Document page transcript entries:
○ ○ ○

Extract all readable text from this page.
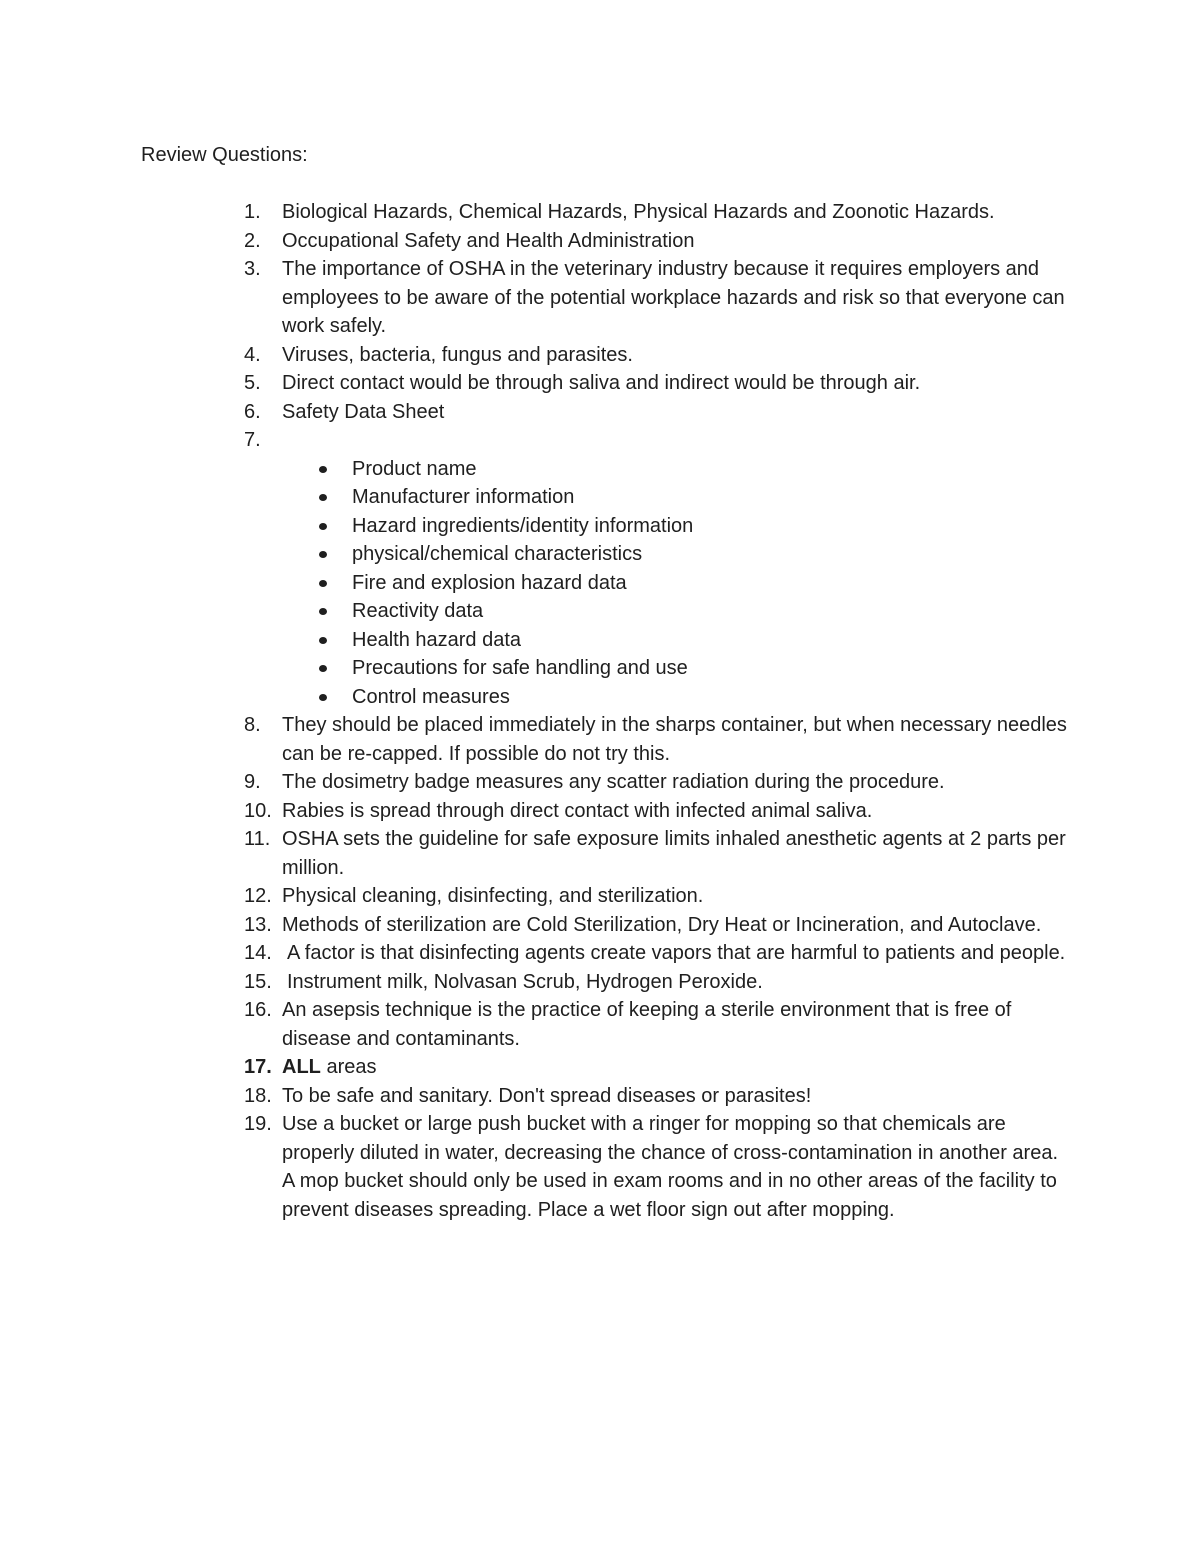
Review Questions:
1. Biological Hazards, Chemical Hazards, Physical Hazards and Zoonotic Hazards.
2. Occupational Safety and Health Administration
3. The importance of OSHA in the veterinary industry because it requires employers and employees to be aware of the potential workplace hazards and risk so that everyone can work safely.
4. Viruses, bacteria, fungus and parasites.
5. Direct contact would be through saliva and indirect would be through air.
6. Safety Data Sheet
7.
Product name
Manufacturer information
Hazard ingredients/identity information
physical/chemical characteristics
Fire and explosion hazard data
Reactivity data
Health hazard data
Precautions for safe handling and use
Control measures
8. They should be placed immediately in the sharps container, but when necessary needles can be re-capped. If possible do not try this.
9. The dosimetry badge measures any scatter radiation during the procedure.
10. Rabies is spread through direct contact with infected animal saliva.
11. OSHA sets the guideline for safe exposure limits inhaled anesthetic agents at 2 parts per million.
12. Physical cleaning, disinfecting, and sterilization.
13. Methods of sterilization are Cold Sterilization, Dry Heat or Incineration, and Autoclave.
14. A factor is that disinfecting agents create vapors that are harmful to patients and people.
15. Instrument milk, Nolvasan Scrub, Hydrogen Peroxide.
16. An asepsis technique is the practice of keeping a sterile environment that is free of disease and contaminants.
17. ALL areas
18. To be safe and sanitary. Don't spread diseases or parasites!
19. Use a bucket or large push bucket with a ringer for mopping so that chemicals are properly diluted in water, decreasing the chance of cross-contamination in another area. A mop bucket should only be used in exam rooms and in no other areas of the facility to prevent diseases spreading. Place a wet floor sign out after mopping.
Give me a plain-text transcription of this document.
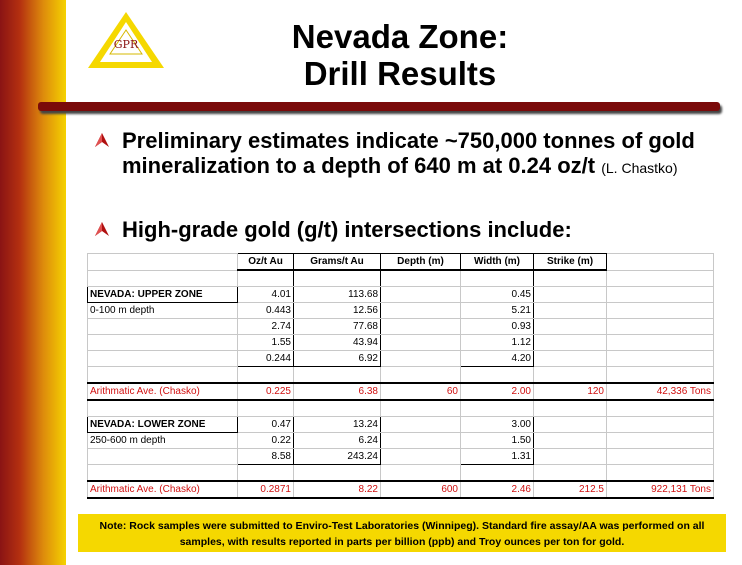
GPR	Nevada Zone:
Drill Results
Preliminary estimates indicate ~750,000 tonnes of gold mineralization to a depth of 640 m at 0.24 oz/t (L. Chastko)
High-grade gold (g/t) intersections include:
	Oz/t Au	Grams/t Au	Depth (m)	Width (m)	Strike (m)	

NEVADA: UPPER ZONE	4.01	113.68		0.45		
0-100 m depth	0.443	12.56		5.21		
	2.74	77.68		0.93		
	1.55	43.94		1.12		
	0.244	6.92		4.20		

Arithmatic Ave. (Chasko)	0.225	6.38	60	2.00	120	42,336 Tons

NEVADA: LOWER ZONE	0.47	13.24		3.00		
250-600 m depth	0.22	6.24		1.50		
	8.58	243.24		1.31		

Arithmatic Ave. (Chasko)	0.2871	8.22	600	2.46	212.5	922,131 Tons
Note: Rock samples were submitted to Enviro-Test Laboratories (Winnipeg). Standard fire assay/AA was performed on all samples, with results reported in parts per billion (ppb) and Troy ounces per ton for gold.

○ ○ ○

WORK ORDER: Copy every record above exactly as written, but leave out the pictures.

RESPONSE TO THIS TASK:
Extract all readable text from this page.
Review Questions:
1. Biological Hazards, Chemical Hazards, Physical Hazards and Zoonotic Hazards.
2. Occupational Safety and Health Administration
3. The importance of OSHA in the veterinary industry because it requires employers and employees to be aware of the potential workplace hazards and risk so that everyone can work safely.
4. Viruses, bacteria, fungus and parasites.
5. Direct contact would be through saliva and indirect would be through air.
6. Safety Data Sheet
7.
Product name
Manufacturer information
Hazard ingredients/identity information
physical/chemical characteristics
Fire and explosion hazard data
Reactivity data
Health hazard data
Precautions for safe handling and use
Control measures
8. They should be placed immediately in the sharps container, but when necessary needles can be re-capped. If possible do not try this.
9. The dosimetry badge measures any scatter radiation during the procedure.
10. Rabies is spread through direct contact with infected animal saliva.
11. OSHA sets the guideline for safe exposure limits inhaled anesthetic agents at 2 parts per million.
12. Physical cleaning, disinfecting, and sterilization.
13. Methods of sterilization are Cold Sterilization, Dry Heat or Incineration, and Autoclave.
14. A factor is that disinfecting agents create vapors that are harmful to patients and people.
15. Instrument milk, Nolvasan Scrub, Hydrogen Peroxide.
16. An asepsis technique is the practice of keeping a sterile environment that is free of disease and contaminants.
17. ALL areas
18. To be safe and sanitary. Don't spread diseases or parasites!
19. Use a bucket or large push bucket with a ringer for mopping so that chemicals are properly diluted in water, decreasing the chance of cross-contamination in another area. A mop bucket should only be used in exam rooms and in no other areas of the facility to prevent diseases spreading. Place a wet floor sign out after mopping.
Give me a plain-text transcription of this document.
GPR	Nevada Zone:
Drill Results
Preliminary estimates indicate ~750,000 tonnes of gold mineralization to a depth of 640 m at 0.24 oz/t (L. Chastko)
High-grade gold (g/t) intersections include:
	Oz/t Au	Grams/t Au	Depth (m)	Width (m)	Strike (m)	

NEVADA: UPPER ZONE	4.01	113.68		0.45		
0-100 m depth	0.443	12.56		5.21		
	2.74	77.68		0.93		
	1.55	43.94		1.12		
	0.244	6.92		4.20		

Arithmatic Ave. (Chasko)	0.225	6.38	60	2.00	120	42,336 Tons

NEVADA: LOWER ZONE	0.47	13.24		3.00		
250-600 m depth	0.22	6.24		1.50		
	8.58	243.24		1.31		

Arithmatic Ave. (Chasko)	0.2871	8.22	600	2.46	212.5	922,131 Tons
Note: Rock samples were submitted to Enviro-Test Laboratories (Winnipeg). Standard fire assay/AA was performed on all samples, with results reported in parts per billion (ppb) and Troy ounces per ton for gold.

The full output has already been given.